Dataset rows about figures:
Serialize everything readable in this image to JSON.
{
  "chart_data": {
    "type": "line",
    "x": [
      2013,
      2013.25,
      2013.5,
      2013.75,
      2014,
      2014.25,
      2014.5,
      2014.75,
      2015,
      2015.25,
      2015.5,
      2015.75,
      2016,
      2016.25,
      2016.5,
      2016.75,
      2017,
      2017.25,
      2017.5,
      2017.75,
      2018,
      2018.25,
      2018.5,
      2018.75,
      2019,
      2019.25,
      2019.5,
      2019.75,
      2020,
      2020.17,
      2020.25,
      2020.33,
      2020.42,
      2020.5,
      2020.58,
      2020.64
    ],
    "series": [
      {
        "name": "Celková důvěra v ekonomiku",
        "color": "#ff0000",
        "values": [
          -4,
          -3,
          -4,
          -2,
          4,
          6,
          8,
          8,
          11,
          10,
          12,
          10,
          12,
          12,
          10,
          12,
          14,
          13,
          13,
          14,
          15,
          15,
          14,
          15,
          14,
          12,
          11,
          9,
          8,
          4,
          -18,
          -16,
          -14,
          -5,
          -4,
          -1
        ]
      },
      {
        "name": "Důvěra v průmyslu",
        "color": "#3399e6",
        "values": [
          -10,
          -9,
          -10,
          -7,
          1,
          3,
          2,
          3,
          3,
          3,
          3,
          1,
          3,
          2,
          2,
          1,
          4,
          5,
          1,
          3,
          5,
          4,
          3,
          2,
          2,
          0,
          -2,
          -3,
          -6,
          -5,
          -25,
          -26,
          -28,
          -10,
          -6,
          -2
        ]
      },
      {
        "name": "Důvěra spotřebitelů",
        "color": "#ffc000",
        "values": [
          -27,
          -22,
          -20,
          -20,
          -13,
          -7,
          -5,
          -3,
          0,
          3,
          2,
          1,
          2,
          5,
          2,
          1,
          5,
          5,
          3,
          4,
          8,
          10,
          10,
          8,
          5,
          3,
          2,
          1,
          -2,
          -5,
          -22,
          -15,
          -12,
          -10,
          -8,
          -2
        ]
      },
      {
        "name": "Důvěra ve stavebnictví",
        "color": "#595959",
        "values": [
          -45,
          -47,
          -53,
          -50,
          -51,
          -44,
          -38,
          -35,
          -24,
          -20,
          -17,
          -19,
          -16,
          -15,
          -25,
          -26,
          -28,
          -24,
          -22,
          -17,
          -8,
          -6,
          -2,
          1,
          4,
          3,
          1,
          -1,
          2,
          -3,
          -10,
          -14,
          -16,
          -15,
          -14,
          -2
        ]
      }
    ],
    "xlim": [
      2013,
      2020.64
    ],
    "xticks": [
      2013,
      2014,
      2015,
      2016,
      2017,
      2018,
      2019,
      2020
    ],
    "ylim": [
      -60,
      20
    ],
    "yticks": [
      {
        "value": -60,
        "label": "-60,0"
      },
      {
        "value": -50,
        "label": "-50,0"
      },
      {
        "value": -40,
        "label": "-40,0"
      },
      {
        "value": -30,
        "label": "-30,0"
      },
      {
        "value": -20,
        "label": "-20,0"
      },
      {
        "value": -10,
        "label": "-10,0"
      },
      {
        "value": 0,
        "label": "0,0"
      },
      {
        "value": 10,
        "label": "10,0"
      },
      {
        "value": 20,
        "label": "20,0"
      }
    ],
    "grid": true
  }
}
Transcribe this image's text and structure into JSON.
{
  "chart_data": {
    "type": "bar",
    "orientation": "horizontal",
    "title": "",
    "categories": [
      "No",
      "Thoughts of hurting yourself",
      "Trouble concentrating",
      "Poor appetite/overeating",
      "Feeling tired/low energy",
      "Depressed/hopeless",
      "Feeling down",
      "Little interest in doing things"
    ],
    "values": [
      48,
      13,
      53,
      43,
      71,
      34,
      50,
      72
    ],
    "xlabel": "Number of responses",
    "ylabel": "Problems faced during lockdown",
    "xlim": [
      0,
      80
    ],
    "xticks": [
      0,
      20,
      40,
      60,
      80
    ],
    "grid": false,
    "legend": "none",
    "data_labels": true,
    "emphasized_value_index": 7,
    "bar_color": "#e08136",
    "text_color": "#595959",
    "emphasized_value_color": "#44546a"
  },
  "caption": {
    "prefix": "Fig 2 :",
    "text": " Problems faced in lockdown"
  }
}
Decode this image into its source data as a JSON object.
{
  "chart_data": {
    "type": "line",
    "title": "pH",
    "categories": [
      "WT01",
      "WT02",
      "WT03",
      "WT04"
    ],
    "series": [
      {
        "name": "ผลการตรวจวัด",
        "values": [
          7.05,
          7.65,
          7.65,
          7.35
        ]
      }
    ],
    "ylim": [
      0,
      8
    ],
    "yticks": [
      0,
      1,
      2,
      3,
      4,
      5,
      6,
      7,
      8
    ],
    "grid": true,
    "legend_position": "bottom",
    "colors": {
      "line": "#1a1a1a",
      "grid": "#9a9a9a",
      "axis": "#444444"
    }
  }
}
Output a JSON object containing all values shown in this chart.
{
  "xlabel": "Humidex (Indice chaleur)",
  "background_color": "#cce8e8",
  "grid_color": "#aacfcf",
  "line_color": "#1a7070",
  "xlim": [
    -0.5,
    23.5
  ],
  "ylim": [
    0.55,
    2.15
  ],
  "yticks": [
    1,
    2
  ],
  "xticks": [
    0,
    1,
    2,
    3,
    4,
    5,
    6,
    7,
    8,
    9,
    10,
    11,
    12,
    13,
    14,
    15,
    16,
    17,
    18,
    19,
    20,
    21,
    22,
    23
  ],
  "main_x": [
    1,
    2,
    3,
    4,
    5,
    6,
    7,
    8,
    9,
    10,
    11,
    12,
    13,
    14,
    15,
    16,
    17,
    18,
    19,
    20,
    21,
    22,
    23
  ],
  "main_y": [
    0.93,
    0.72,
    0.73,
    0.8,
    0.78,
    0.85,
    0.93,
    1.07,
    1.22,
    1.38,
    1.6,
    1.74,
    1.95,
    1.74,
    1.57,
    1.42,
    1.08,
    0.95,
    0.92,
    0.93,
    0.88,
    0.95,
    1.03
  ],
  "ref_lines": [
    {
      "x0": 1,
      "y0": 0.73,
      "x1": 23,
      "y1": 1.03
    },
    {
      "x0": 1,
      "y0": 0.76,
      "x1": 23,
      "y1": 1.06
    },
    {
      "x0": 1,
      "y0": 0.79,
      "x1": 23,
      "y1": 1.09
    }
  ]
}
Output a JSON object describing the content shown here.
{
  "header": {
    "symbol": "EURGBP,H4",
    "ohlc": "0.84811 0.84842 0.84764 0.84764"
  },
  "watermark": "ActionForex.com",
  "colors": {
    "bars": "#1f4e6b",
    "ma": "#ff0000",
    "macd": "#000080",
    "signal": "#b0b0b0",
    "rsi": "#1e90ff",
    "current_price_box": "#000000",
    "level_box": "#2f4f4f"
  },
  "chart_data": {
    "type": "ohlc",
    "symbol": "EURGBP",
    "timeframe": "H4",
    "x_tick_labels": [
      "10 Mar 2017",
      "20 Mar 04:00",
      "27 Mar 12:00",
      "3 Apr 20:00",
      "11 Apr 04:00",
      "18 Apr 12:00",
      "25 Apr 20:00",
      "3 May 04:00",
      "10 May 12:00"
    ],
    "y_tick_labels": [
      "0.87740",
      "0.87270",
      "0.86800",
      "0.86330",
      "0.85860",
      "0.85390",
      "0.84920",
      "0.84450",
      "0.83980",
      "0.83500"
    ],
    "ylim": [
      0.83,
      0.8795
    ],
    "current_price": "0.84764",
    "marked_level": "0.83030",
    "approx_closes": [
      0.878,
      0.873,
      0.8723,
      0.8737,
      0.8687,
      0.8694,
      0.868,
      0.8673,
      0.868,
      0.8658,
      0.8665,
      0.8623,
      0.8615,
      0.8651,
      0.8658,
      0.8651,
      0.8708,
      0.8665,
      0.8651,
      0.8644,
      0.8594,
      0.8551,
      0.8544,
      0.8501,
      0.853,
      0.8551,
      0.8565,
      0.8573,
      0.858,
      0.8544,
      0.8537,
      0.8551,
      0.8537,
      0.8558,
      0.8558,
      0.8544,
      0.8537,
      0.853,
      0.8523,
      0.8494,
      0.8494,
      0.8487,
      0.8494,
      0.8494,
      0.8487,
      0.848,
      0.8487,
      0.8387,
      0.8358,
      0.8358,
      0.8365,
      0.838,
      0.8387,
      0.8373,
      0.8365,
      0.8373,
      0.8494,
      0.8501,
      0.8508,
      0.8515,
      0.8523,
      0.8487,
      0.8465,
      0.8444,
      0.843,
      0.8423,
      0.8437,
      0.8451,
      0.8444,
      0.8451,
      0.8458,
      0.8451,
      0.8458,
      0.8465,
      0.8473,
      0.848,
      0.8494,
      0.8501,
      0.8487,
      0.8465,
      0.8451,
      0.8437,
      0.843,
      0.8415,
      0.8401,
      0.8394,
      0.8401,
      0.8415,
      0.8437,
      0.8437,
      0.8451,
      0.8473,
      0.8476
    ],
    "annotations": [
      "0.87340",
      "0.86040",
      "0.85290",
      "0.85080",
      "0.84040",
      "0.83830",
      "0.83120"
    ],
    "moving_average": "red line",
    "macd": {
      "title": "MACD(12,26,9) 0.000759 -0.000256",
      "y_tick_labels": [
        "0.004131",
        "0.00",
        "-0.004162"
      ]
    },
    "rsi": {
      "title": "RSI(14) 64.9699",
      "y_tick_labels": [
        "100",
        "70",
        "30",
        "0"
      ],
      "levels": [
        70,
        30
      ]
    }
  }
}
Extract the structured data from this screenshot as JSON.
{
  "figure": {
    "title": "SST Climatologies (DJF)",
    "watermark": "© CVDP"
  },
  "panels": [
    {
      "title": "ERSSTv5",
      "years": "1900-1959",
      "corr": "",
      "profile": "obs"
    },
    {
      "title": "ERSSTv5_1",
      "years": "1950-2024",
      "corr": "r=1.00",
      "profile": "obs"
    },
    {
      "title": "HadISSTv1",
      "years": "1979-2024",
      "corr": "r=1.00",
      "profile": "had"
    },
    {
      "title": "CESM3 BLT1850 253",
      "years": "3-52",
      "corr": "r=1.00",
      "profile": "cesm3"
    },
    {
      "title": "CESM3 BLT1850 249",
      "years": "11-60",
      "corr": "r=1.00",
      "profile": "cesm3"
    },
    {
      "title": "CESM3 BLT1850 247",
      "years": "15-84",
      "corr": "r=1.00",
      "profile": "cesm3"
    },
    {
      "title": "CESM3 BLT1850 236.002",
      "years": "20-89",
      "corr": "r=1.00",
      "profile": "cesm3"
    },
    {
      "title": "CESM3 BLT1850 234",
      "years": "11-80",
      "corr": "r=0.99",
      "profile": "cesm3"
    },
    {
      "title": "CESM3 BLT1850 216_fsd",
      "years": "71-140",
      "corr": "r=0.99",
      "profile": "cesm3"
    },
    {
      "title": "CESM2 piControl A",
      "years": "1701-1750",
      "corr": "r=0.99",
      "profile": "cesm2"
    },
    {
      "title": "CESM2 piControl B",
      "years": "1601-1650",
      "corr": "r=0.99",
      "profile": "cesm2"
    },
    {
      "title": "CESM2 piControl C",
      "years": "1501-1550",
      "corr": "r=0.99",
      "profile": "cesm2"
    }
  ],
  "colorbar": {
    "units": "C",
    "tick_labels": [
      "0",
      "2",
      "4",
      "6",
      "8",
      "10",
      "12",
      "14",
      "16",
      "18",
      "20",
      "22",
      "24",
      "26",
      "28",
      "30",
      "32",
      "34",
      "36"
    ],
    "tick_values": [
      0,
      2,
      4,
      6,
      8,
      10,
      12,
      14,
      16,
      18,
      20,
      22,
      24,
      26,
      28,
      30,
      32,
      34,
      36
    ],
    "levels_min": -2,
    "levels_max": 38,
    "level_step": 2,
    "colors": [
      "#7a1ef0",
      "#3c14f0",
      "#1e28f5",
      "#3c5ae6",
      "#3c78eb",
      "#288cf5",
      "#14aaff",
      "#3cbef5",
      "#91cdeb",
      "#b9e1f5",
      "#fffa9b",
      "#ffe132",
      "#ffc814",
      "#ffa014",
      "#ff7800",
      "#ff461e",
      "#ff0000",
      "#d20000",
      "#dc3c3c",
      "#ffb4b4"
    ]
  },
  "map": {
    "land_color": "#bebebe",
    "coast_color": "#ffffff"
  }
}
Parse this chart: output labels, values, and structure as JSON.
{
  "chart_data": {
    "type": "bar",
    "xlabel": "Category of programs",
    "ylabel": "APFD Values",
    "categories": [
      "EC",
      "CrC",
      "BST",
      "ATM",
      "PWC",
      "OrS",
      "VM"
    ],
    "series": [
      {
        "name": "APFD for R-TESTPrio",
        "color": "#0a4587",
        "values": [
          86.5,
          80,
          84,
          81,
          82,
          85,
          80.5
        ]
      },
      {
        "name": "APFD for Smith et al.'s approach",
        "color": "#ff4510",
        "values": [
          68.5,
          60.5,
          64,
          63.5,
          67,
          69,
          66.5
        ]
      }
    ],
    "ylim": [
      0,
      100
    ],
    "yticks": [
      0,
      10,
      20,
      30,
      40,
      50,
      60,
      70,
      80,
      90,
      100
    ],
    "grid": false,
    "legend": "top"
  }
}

## Work to do
From the data, pick out every line that includes "ylabel".

## Answer in full
    "ylabel": "Problems faced during lockdown",
    "ylabel": "APFD Values",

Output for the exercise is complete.